▼
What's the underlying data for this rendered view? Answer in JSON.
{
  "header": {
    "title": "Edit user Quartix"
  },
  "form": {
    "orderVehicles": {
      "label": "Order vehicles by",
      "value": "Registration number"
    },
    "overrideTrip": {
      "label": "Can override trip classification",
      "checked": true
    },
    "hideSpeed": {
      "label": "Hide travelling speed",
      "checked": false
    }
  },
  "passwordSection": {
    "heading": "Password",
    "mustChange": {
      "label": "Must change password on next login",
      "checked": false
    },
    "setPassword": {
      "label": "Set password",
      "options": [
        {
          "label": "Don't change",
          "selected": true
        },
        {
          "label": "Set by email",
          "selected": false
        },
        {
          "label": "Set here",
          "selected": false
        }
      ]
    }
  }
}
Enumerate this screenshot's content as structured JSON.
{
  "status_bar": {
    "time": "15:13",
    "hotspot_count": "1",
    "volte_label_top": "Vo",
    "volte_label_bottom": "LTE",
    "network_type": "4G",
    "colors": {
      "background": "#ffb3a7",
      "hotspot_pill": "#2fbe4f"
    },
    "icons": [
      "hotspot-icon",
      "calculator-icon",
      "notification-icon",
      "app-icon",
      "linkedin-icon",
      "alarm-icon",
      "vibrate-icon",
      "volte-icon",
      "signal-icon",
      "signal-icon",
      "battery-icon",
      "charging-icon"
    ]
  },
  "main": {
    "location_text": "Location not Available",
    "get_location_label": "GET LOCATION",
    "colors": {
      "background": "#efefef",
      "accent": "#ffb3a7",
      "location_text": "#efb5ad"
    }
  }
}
▲
Output the entries verbatim.

- [Full output]
What's the underlying data for this rendered view? Answer in JSON.
{
  "header": {
    "title": "Edit user Quartix"
  },
  "form": {
    "orderVehicles": {
      "label": "Order vehicles by",
      "value": "Registration number"
    },
    "overrideTrip": {
      "label": "Can override trip classification",
      "checked": true
    },
    "hideSpeed": {
      "label": "Hide travelling speed",
      "checked": false
    }
  },
  "passwordSection": {
    "heading": "Password",
    "mustChange": {
      "label": "Must change password on next login",
      "checked": false
    },
    "setPassword": {
      "label": "Set password",
      "options": [
        {
          "label": "Don't change",
          "selected": true
        },
        {
          "label": "Set by email",
          "selected": false
        },
        {
          "label": "Set here",
          "selected": false
        }
      ]
    }
  }
}
Enumerate this screenshot's content as structured JSON.
{
  "status_bar": {
    "time": "15:13",
    "hotspot_count": "1",
    "volte_label_top": "Vo",
    "volte_label_bottom": "LTE",
    "network_type": "4G",
    "colors": {
      "background": "#ffb3a7",
      "hotspot_pill": "#2fbe4f"
    },
    "icons": [
      "hotspot-icon",
      "calculator-icon",
      "notification-icon",
      "app-icon",
      "linkedin-icon",
      "alarm-icon",
      "vibrate-icon",
      "volte-icon",
      "signal-icon",
      "signal-icon",
      "battery-icon",
      "charging-icon"
    ]
  },
  "main": {
    "location_text": "Location not Available",
    "get_location_label": "GET LOCATION",
    "colors": {
      "background": "#efefef",
      "accent": "#ffb3a7",
      "location_text": "#efb5ad"
    }
  }
}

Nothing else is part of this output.